→ **Excerpted data**
○ ○ ○

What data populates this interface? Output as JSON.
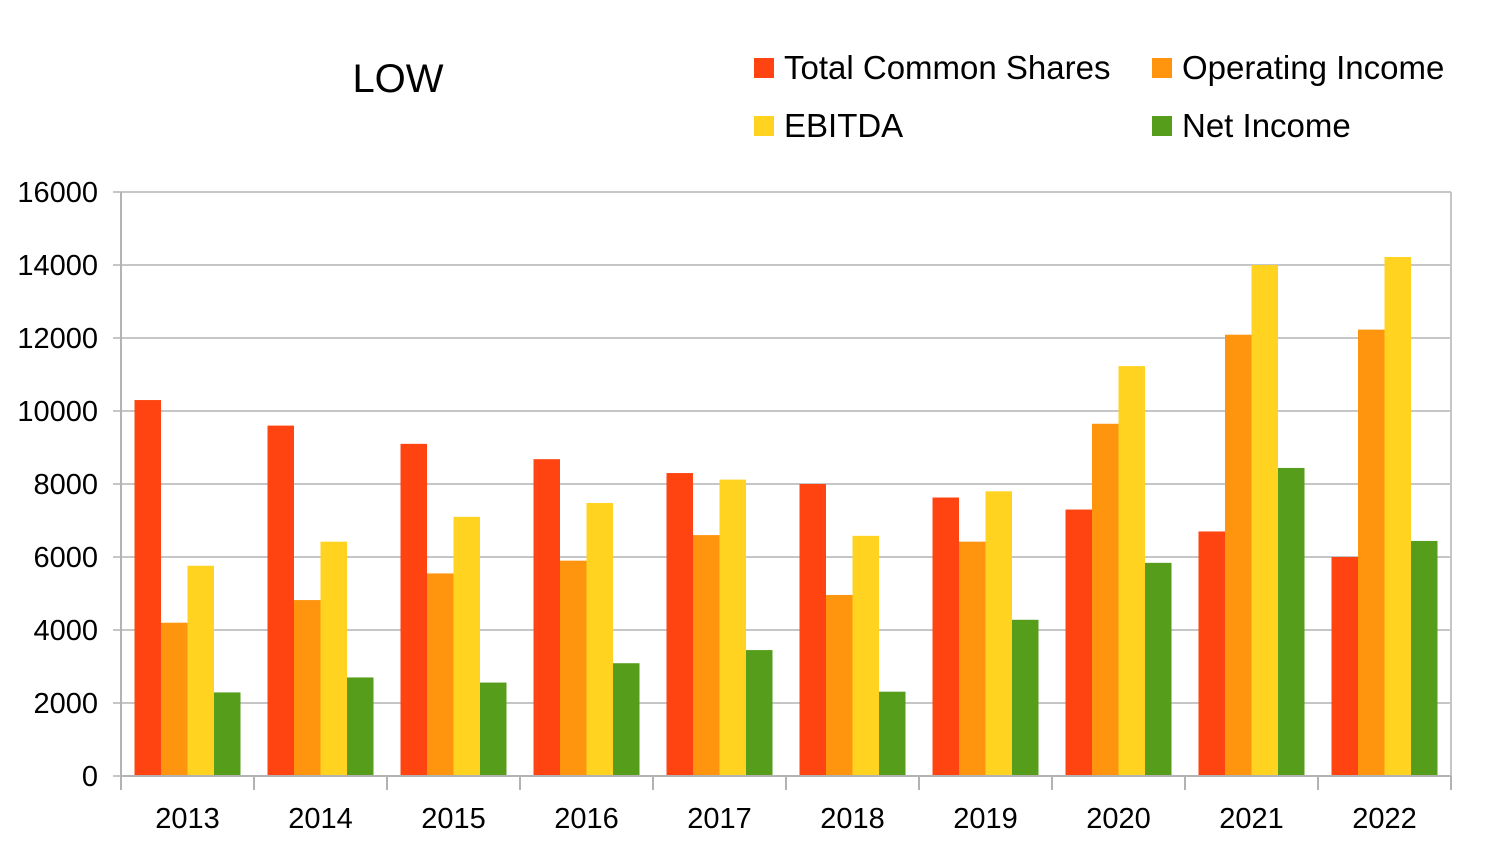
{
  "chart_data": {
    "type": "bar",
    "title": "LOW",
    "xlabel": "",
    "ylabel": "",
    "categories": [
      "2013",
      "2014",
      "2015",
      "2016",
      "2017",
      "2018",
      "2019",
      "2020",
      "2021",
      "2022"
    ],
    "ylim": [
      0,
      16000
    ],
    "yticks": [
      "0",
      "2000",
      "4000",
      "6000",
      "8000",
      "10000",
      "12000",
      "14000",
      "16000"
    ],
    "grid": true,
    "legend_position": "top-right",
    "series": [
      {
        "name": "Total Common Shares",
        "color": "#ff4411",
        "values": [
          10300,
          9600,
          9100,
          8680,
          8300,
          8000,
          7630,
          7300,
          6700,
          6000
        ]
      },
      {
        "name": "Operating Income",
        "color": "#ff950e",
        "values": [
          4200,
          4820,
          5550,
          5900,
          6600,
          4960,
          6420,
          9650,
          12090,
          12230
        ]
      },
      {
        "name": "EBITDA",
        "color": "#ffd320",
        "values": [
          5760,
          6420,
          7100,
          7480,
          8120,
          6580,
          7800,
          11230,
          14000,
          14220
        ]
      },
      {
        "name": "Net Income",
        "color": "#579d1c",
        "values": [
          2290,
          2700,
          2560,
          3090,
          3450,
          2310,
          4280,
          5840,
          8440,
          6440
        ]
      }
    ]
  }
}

○ ○ ○

→ **What is required**
From the records above, how many lines include the word "Income"? Only the number is wanted.

→ **Answer to this problem**
2